TO BE DONE
Leave out the pictures and copy everything else in the entries exactly.

Extracted data entries
_ _ _ _

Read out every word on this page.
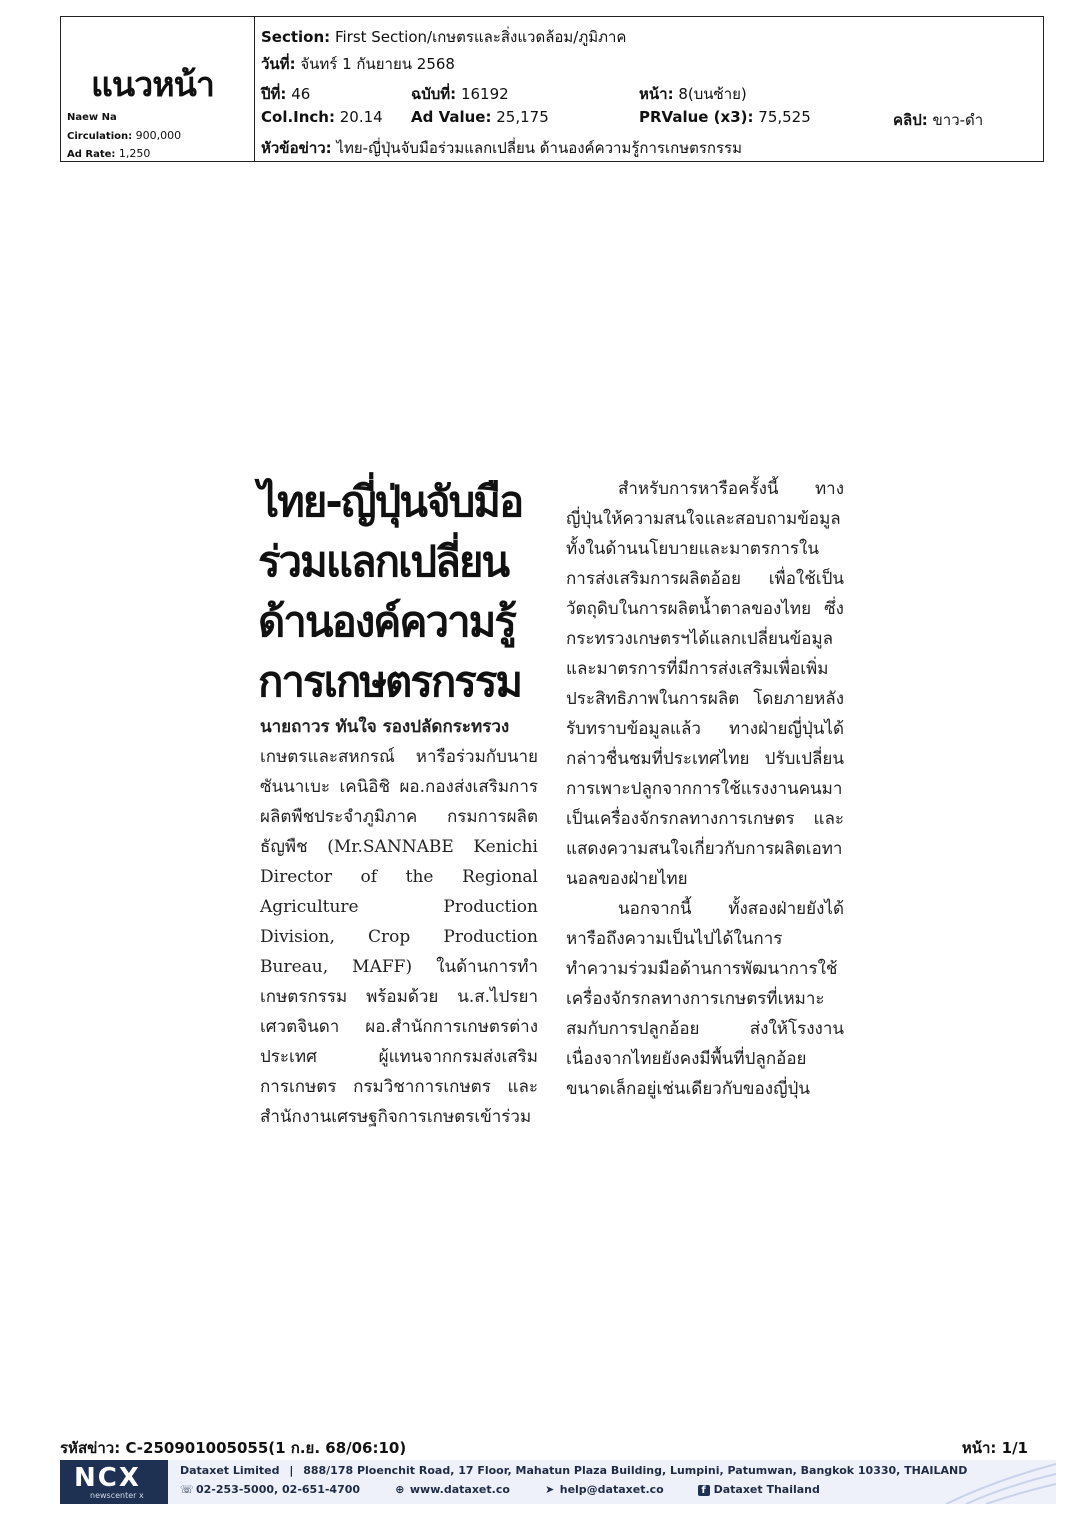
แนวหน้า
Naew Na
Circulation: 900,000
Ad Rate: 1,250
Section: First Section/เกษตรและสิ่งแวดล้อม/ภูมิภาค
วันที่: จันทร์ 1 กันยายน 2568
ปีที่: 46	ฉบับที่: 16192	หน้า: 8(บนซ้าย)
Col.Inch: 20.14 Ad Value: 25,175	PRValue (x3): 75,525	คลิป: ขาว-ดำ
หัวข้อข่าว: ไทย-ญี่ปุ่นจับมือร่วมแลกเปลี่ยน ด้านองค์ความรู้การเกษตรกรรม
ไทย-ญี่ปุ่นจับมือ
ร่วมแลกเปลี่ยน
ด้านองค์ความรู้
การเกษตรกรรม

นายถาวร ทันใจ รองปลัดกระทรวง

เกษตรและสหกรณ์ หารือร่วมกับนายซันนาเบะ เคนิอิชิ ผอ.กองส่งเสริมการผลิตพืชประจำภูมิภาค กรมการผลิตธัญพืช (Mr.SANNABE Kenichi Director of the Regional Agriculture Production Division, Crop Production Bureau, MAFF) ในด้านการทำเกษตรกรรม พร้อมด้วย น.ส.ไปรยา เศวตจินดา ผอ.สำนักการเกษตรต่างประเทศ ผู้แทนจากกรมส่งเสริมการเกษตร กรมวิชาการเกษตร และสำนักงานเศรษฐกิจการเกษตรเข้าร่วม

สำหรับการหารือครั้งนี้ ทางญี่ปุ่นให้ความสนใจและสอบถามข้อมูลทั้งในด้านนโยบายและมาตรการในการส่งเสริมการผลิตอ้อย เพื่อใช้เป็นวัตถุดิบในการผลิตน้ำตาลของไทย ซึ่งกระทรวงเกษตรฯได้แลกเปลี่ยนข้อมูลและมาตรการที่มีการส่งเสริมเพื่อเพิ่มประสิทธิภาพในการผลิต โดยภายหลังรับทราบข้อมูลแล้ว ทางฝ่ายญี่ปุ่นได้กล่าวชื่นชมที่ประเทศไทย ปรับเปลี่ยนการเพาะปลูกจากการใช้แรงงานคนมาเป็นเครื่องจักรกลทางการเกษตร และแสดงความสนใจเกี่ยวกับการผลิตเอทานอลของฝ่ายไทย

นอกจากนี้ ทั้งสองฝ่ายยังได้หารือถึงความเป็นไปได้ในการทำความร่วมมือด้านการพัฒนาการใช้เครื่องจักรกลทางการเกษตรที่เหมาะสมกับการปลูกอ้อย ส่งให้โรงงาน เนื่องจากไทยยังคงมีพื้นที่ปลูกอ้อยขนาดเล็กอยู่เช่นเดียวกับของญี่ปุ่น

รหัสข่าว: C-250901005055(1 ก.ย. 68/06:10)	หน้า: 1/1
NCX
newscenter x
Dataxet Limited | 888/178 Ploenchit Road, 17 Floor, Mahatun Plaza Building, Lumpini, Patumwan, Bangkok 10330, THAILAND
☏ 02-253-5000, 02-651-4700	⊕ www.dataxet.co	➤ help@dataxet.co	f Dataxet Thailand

_ _ _ _

SOLUTION TO THE EXERCISE
Read out every word on this page.
แนวหน้า
Naew Na
Circulation: 900,000
Ad Rate: 1,250
Section: First Section/เกษตรและสิ่งแวดล้อม/ภูมิภาค
วันที่: จันทร์ 1 กันยายน 2568
ปีที่: 46	ฉบับที่: 16192	หน้า: 8(บนซ้าย)
Col.Inch: 20.14 Ad Value: 25,175	PRValue (x3): 75,525	คลิป: ขาว-ดำ
หัวข้อข่าว: ไทย-ญี่ปุ่นจับมือร่วมแลกเปลี่ยน ด้านองค์ความรู้การเกษตรกรรม
ไทย-ญี่ปุ่นจับมือ
ร่วมแลกเปลี่ยน
ด้านองค์ความรู้
การเกษตรกรรม

นายถาวร ทันใจ รองปลัดกระทรวง

เกษตรและสหกรณ์ หารือร่วมกับนายซันนาเบะ เคนิอิชิ ผอ.กองส่งเสริมการผลิตพืชประจำภูมิภาค กรมการผลิตธัญพืช (Mr.SANNABE Kenichi Director of the Regional Agriculture Production Division, Crop Production Bureau, MAFF) ในด้านการทำเกษตรกรรม พร้อมด้วย น.ส.ไปรยา เศวตจินดา ผอ.สำนักการเกษตรต่างประเทศ ผู้แทนจากกรมส่งเสริมการเกษตร กรมวิชาการเกษตร และสำนักงานเศรษฐกิจการเกษตรเข้าร่วม

สำหรับการหารือครั้งนี้ ทางญี่ปุ่นให้ความสนใจและสอบถามข้อมูลทั้งในด้านนโยบายและมาตรการในการส่งเสริมการผลิตอ้อย เพื่อใช้เป็นวัตถุดิบในการผลิตน้ำตาลของไทย ซึ่งกระทรวงเกษตรฯได้แลกเปลี่ยนข้อมูลและมาตรการที่มีการส่งเสริมเพื่อเพิ่มประสิทธิภาพในการผลิต โดยภายหลังรับทราบข้อมูลแล้ว ทางฝ่ายญี่ปุ่นได้กล่าวชื่นชมที่ประเทศไทย ปรับเปลี่ยนการเพาะปลูกจากการใช้แรงงานคนมาเป็นเครื่องจักรกลทางการเกษตร และแสดงความสนใจเกี่ยวกับการผลิตเอทานอลของฝ่ายไทย

นอกจากนี้ ทั้งสองฝ่ายยังได้หารือถึงความเป็นไปได้ในการทำความร่วมมือด้านการพัฒนาการใช้เครื่องจักรกลทางการเกษตรที่เหมาะสมกับการปลูกอ้อย ส่งให้โรงงาน เนื่องจากไทยยังคงมีพื้นที่ปลูกอ้อยขนาดเล็กอยู่เช่นเดียวกับของญี่ปุ่น

รหัสข่าว: C-250901005055(1 ก.ย. 68/06:10)	หน้า: 1/1
NCX
newscenter x
Dataxet Limited | 888/178 Ploenchit Road, 17 Floor, Mahatun Plaza Building, Lumpini, Patumwan, Bangkok 10330, THAILAND
☏ 02-253-5000, 02-651-4700	⊕ www.dataxet.co	➤ help@dataxet.co	f Dataxet Thailand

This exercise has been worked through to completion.